== MATERIAL FOR THIS TASK
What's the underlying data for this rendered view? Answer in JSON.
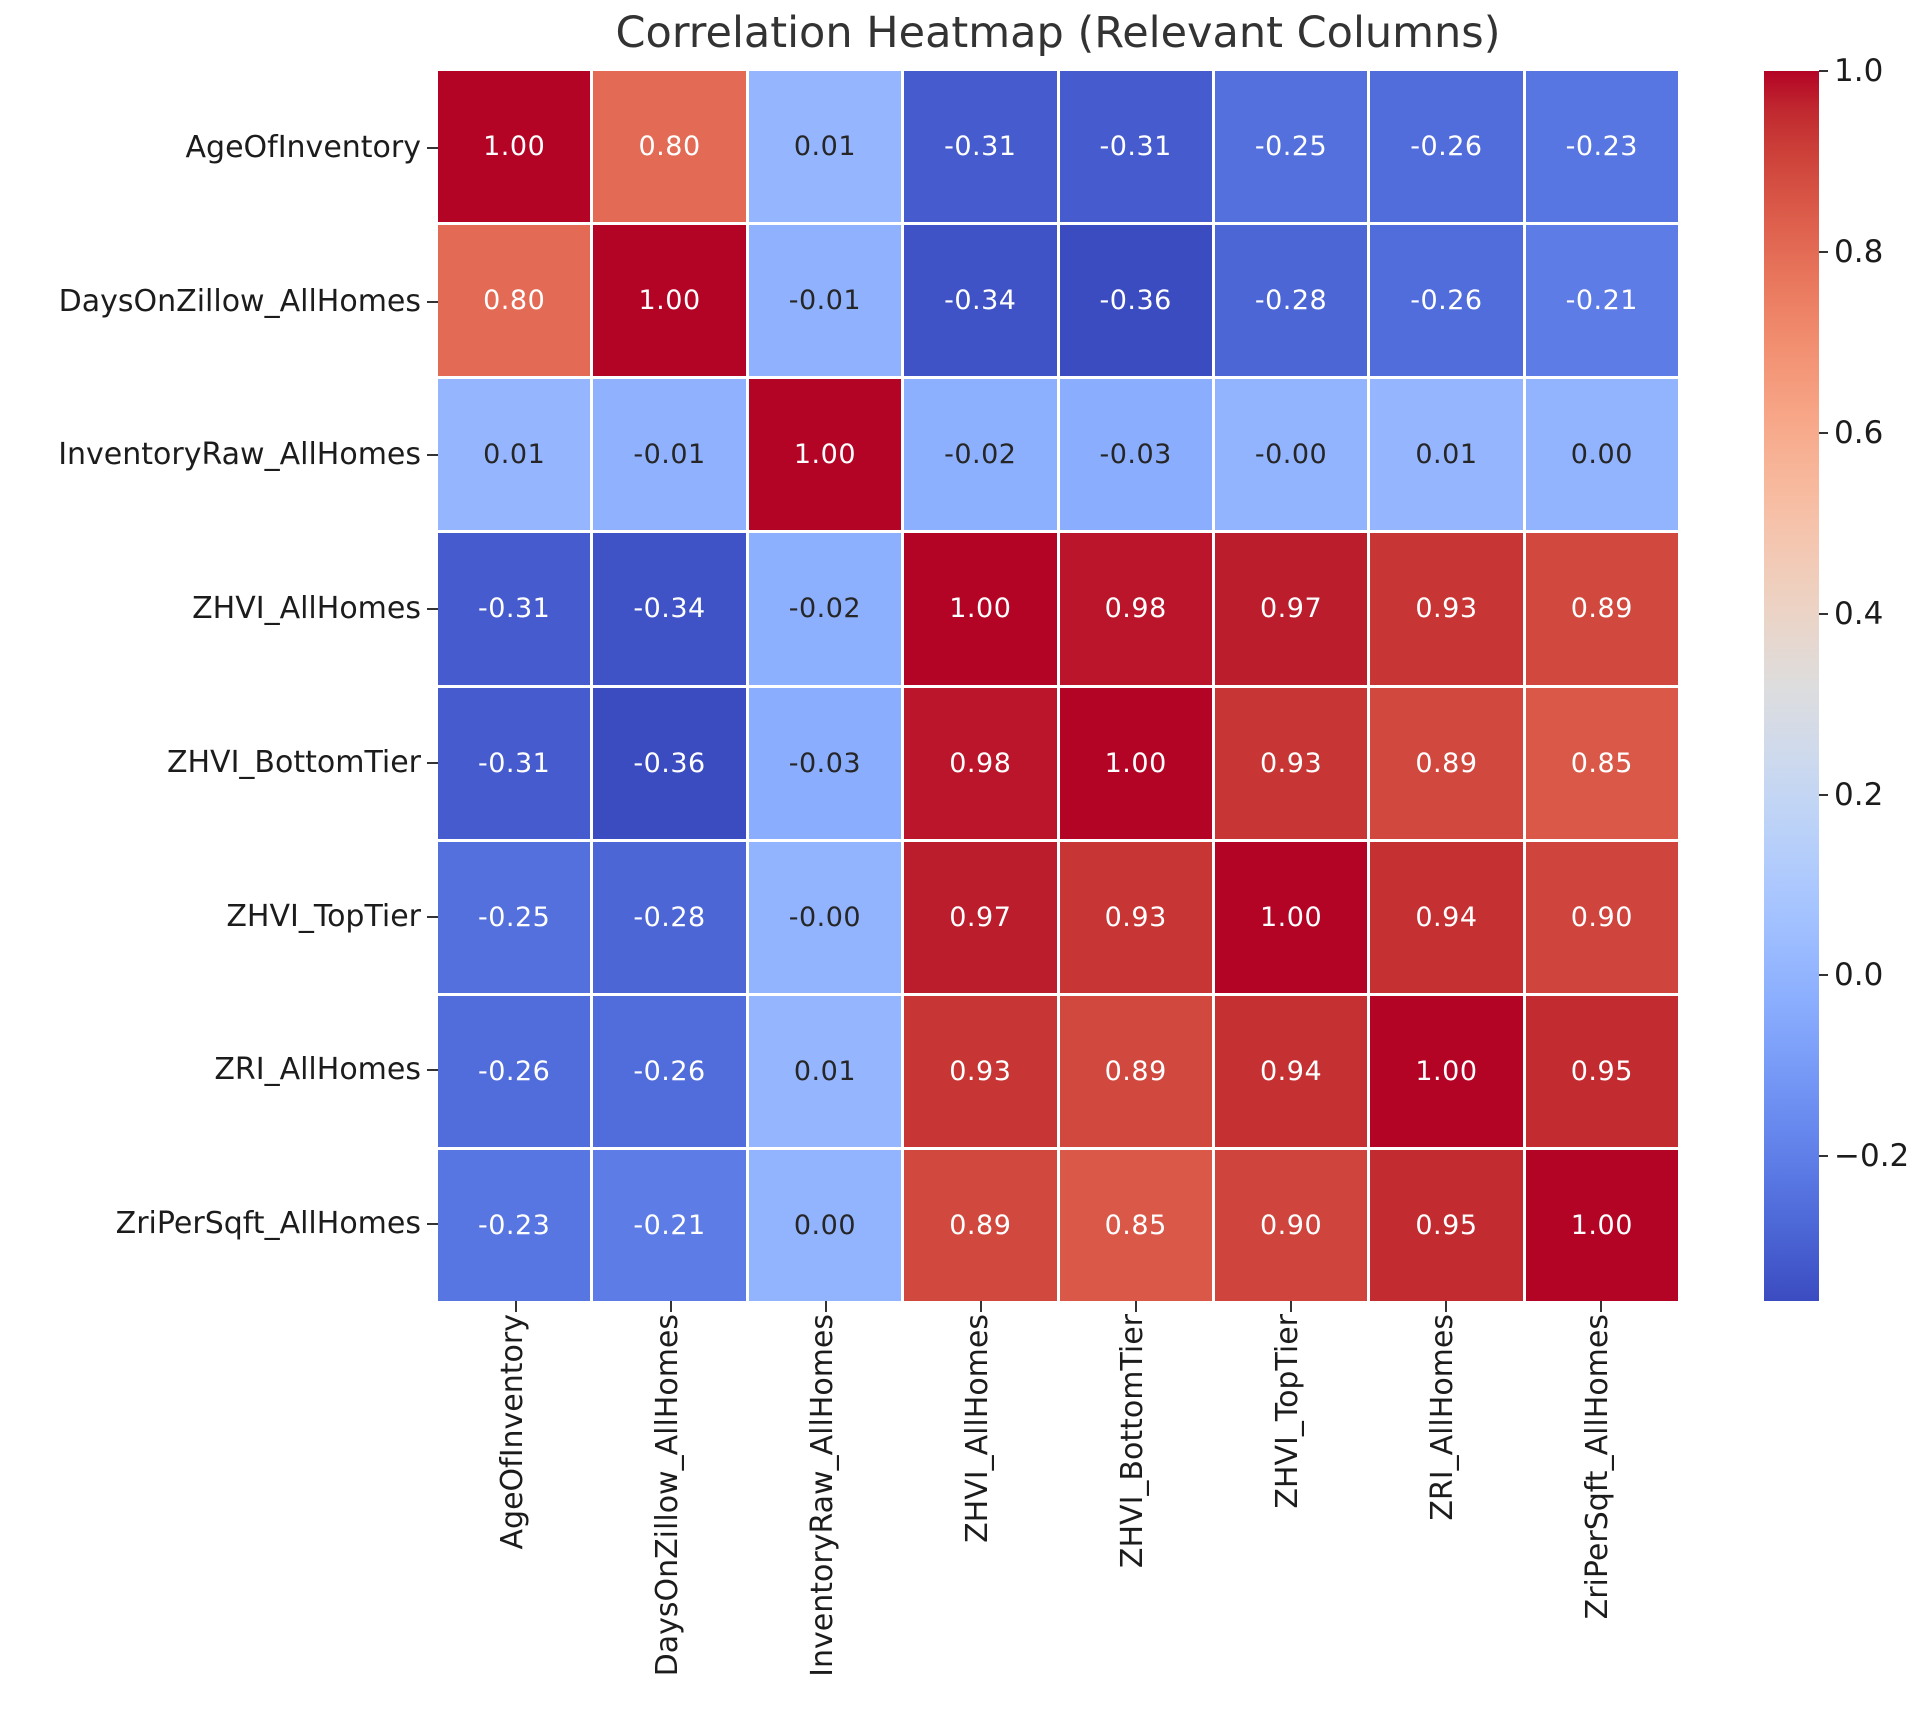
{
  "title": "Correlation Heatmap (Relevant Columns)",
  "chart_data": {
    "type": "heatmap",
    "title": "Correlation Heatmap (Relevant Columns)",
    "colormap": "coolwarm",
    "vmin": -0.36,
    "vmax": 1.0,
    "grid_line_color": "#ffffff",
    "annotation_text_colors": {
      "on_dark": "#ffffff",
      "on_light": "#262626"
    },
    "categories": [
      "AgeOfInventory",
      "DaysOnZillow_AllHomes",
      "InventoryRaw_AllHomes",
      "ZHVI_AllHomes",
      "ZHVI_BottomTier",
      "ZHVI_TopTier",
      "ZRI_AllHomes",
      "ZriPerSqft_AllHomes"
    ],
    "matrix": [
      [
        "1.00",
        "0.80",
        "0.01",
        "-0.31",
        "-0.31",
        "-0.25",
        "-0.26",
        "-0.23"
      ],
      [
        "0.80",
        "1.00",
        "-0.01",
        "-0.34",
        "-0.36",
        "-0.28",
        "-0.26",
        "-0.21"
      ],
      [
        "0.01",
        "-0.01",
        "1.00",
        "-0.02",
        "-0.03",
        "-0.00",
        "0.01",
        "0.00"
      ],
      [
        "-0.31",
        "-0.34",
        "-0.02",
        "1.00",
        "0.98",
        "0.97",
        "0.93",
        "0.89"
      ],
      [
        "-0.31",
        "-0.36",
        "-0.03",
        "0.98",
        "1.00",
        "0.93",
        "0.89",
        "0.85"
      ],
      [
        "-0.25",
        "-0.28",
        "-0.00",
        "0.97",
        "0.93",
        "1.00",
        "0.94",
        "0.90"
      ],
      [
        "-0.26",
        "-0.26",
        "0.01",
        "0.93",
        "0.89",
        "0.94",
        "1.00",
        "0.95"
      ],
      [
        "-0.23",
        "-0.21",
        "0.00",
        "0.89",
        "0.85",
        "0.90",
        "0.95",
        "1.00"
      ]
    ],
    "colorbar": {
      "position": "right",
      "tick_labels": [
        "1.0",
        "0.8",
        "0.6",
        "0.4",
        "0.2",
        "0.0",
        "−0.2"
      ],
      "tick_values": [
        1.0,
        0.8,
        0.6,
        0.4,
        0.2,
        0.0,
        -0.2
      ]
    }
  }
}
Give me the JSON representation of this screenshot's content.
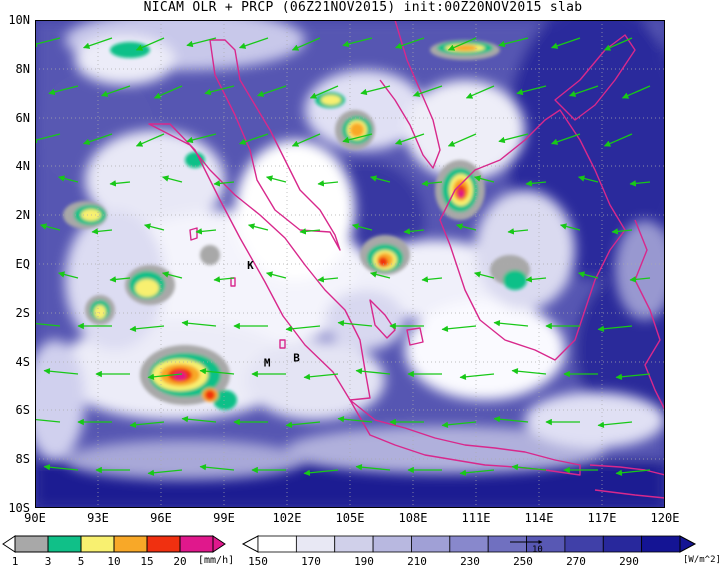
{
  "title": "NICAM OLR + PRCP (06Z21NOV2015) init:00Z20NOV2015 slab",
  "lat_labels": [
    "10N",
    "8N",
    "6N",
    "4N",
    "2N",
    "EQ",
    "2S",
    "4S",
    "6S",
    "8S",
    "10S"
  ],
  "lon_labels": [
    "90E",
    "93E",
    "96E",
    "99E",
    "102E",
    "105E",
    "108E",
    "111E",
    "114E",
    "117E",
    "120E"
  ],
  "stations": [
    {
      "label": "K",
      "lon": 100.1,
      "lat": -0.2
    },
    {
      "label": "M",
      "lon": 100.9,
      "lat": -4.2
    },
    {
      "label": "B",
      "lon": 102.3,
      "lat": -4.0
    }
  ],
  "prcp_colorbar": {
    "labels": [
      "1",
      "3",
      "5",
      "10",
      "15",
      "20"
    ],
    "unit": "[mm/h]",
    "colors": [
      "#a8a8a8",
      "#10c088",
      "#f8f070",
      "#f8a828",
      "#f03010",
      "#e0188c"
    ]
  },
  "olr_colorbar": {
    "labels": [
      "150",
      "170",
      "190",
      "210",
      "230",
      "250",
      "270",
      "290"
    ],
    "unit": "[W/m^2]",
    "colors": [
      "#ffffff",
      "#e8e8f4",
      "#d0d0ea",
      "#b8b8e0",
      "#a0a0d6",
      "#8888cc",
      "#7070c0",
      "#5858b4",
      "#4040a8",
      "#28289c",
      "#141494"
    ]
  },
  "vector_ref_label": "10",
  "colors": {
    "coast": "#d8288c",
    "vector": "#18c818",
    "olr_dark": "#2a2a9a",
    "olr_mid": "#7070c4",
    "olr_light": "#c8c8ec"
  }
}
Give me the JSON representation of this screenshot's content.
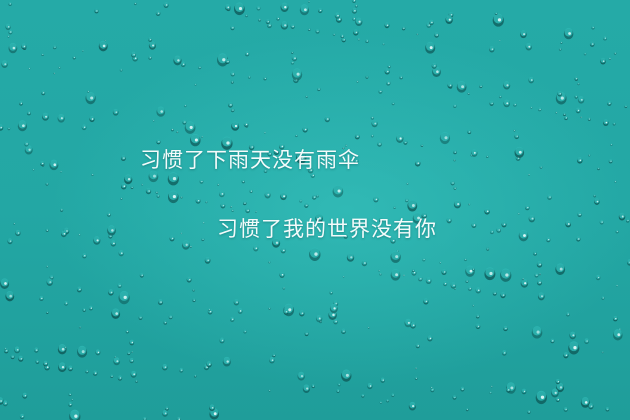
{
  "background": {
    "subject": "raindrops-on-glass",
    "base_color": "#24a9a6",
    "drop_highlight": "#e8fbfa",
    "drop_shadow": "#0b4f4e"
  },
  "captions": {
    "line1": "习惯了下雨天没有雨伞",
    "line2": "习惯了我的世界没有你"
  }
}
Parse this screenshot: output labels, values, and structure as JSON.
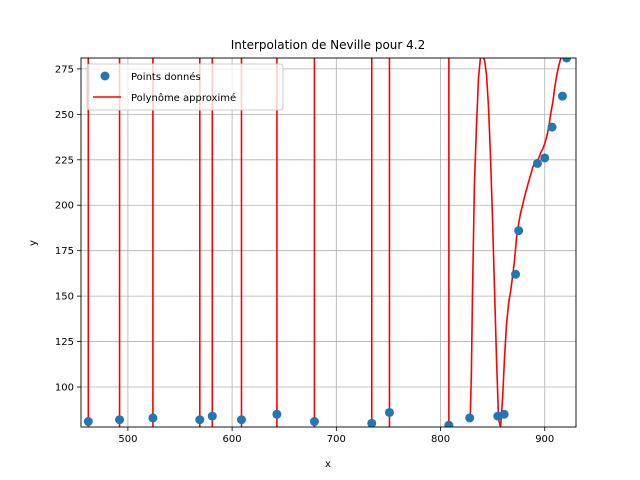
{
  "chart_data": {
    "type": "scatter",
    "title": "Interpolation de Neville pour 4.2",
    "xlabel": "x",
    "ylabel": "y",
    "xlim": [
      455,
      930
    ],
    "ylim": [
      78,
      281
    ],
    "xticks": [
      500,
      600,
      700,
      800,
      900
    ],
    "yticks": [
      100,
      125,
      150,
      175,
      200,
      225,
      250,
      275
    ],
    "grid": true,
    "legend_position": "top-left",
    "colors": {
      "points": "#1f77b4",
      "curve": "#ff0000"
    },
    "series": [
      {
        "name": "Points donnés",
        "kind": "scatter",
        "x": [
          462,
          492,
          524,
          569,
          581,
          609,
          643,
          679,
          734,
          751,
          808,
          828,
          855,
          861,
          872,
          875,
          893,
          900,
          907,
          917,
          921
        ],
        "y": [
          81,
          82,
          83,
          82,
          84,
          82,
          85,
          81,
          80,
          86,
          79,
          83,
          84,
          85,
          162,
          186,
          223,
          226,
          243,
          260,
          281
        ]
      },
      {
        "name": "Polynôme approximé",
        "kind": "line",
        "x": [
          828.6,
          829.6,
          830.6,
          832.5,
          834.5,
          836.4,
          838.3,
          840.3,
          842.2,
          844.1,
          846.0,
          848.0,
          849.9,
          851.8,
          853.8,
          855.7,
          857.6,
          859.6,
          861.5,
          863.4,
          865.3,
          867.3,
          869.2,
          871.1,
          873.1,
          875.0,
          876.9,
          878.8,
          880.8,
          882.7,
          884.6,
          886.6,
          888.5,
          890.4,
          892.4,
          894.3,
          896.2,
          898.1,
          900.1,
          902.0,
          903.9,
          905.9,
          907.8,
          909.7,
          911.7,
          913.6,
          915.5
        ],
        "y": [
          84,
          108,
          148,
          211,
          244,
          270,
          281,
          282,
          280,
          272,
          254,
          227,
          193,
          154,
          114,
          82,
          78,
          94,
          117,
          135,
          146,
          153,
          161,
          170,
          183,
          190,
          196,
          200,
          205,
          209,
          213,
          217,
          221,
          223,
          224,
          226,
          229,
          231,
          234,
          238,
          243,
          251,
          257,
          265,
          272,
          277,
          281
        ]
      }
    ],
    "vertical_segments_x": [
      462,
      492,
      524,
      569,
      581,
      609,
      643,
      679,
      734,
      751,
      808
    ]
  }
}
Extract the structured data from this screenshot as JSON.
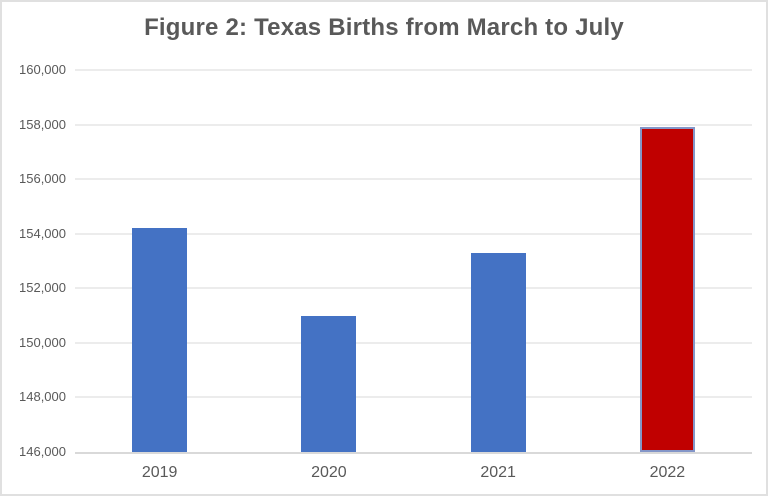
{
  "chart_data": {
    "type": "bar",
    "title": "Figure 2: Texas Births from March to July",
    "categories": [
      "2019",
      "2020",
      "2021",
      "2022"
    ],
    "values": [
      154200,
      151000,
      153300,
      157900
    ],
    "xlabel": "",
    "ylabel": "",
    "ylim": [
      146000,
      160000
    ],
    "ytick_step": 2000,
    "ytick_values": [
      146000,
      148000,
      150000,
      152000,
      154000,
      156000,
      158000,
      160000
    ],
    "ytick_labels": [
      "146,000",
      "148,000",
      "150,000",
      "152,000",
      "154,000",
      "156,000",
      "158,000",
      "160,000"
    ],
    "grid": true,
    "legend": "none",
    "bar_colors": [
      "#4472C4",
      "#4472C4",
      "#4472C4",
      "#C00000"
    ],
    "highlight": {
      "index": 3,
      "border_color": "#8496C8"
    },
    "colors": {
      "title_text": "#595959",
      "axis_text": "#595959",
      "gridline": "#ECECEC",
      "axis_line": "#D9D9D9",
      "frame_border": "#E0E0E0",
      "background": "#FFFFFF"
    }
  }
}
====
* GOAL *
Copy out, unchanged, the span of lines beginning with the one that includes "Extract the structured" and running through the final line of the material above. Leave the pictures out.

* FULL RESPONSE *
Extract the structured data from this screenshot as JSON.
{
  "chart_data": {
    "type": "bar",
    "title": "Figure 2: Texas Births from March to July",
    "categories": [
      "2019",
      "2020",
      "2021",
      "2022"
    ],
    "values": [
      154200,
      151000,
      153300,
      157900
    ],
    "xlabel": "",
    "ylabel": "",
    "ylim": [
      146000,
      160000
    ],
    "ytick_step": 2000,
    "ytick_values": [
      146000,
      148000,
      150000,
      152000,
      154000,
      156000,
      158000,
      160000
    ],
    "ytick_labels": [
      "146,000",
      "148,000",
      "150,000",
      "152,000",
      "154,000",
      "156,000",
      "158,000",
      "160,000"
    ],
    "grid": true,
    "legend": "none",
    "bar_colors": [
      "#4472C4",
      "#4472C4",
      "#4472C4",
      "#C00000"
    ],
    "highlight": {
      "index": 3,
      "border_color": "#8496C8"
    },
    "colors": {
      "title_text": "#595959",
      "axis_text": "#595959",
      "gridline": "#ECECEC",
      "axis_line": "#D9D9D9",
      "frame_border": "#E0E0E0",
      "background": "#FFFFFF"
    }
  }
}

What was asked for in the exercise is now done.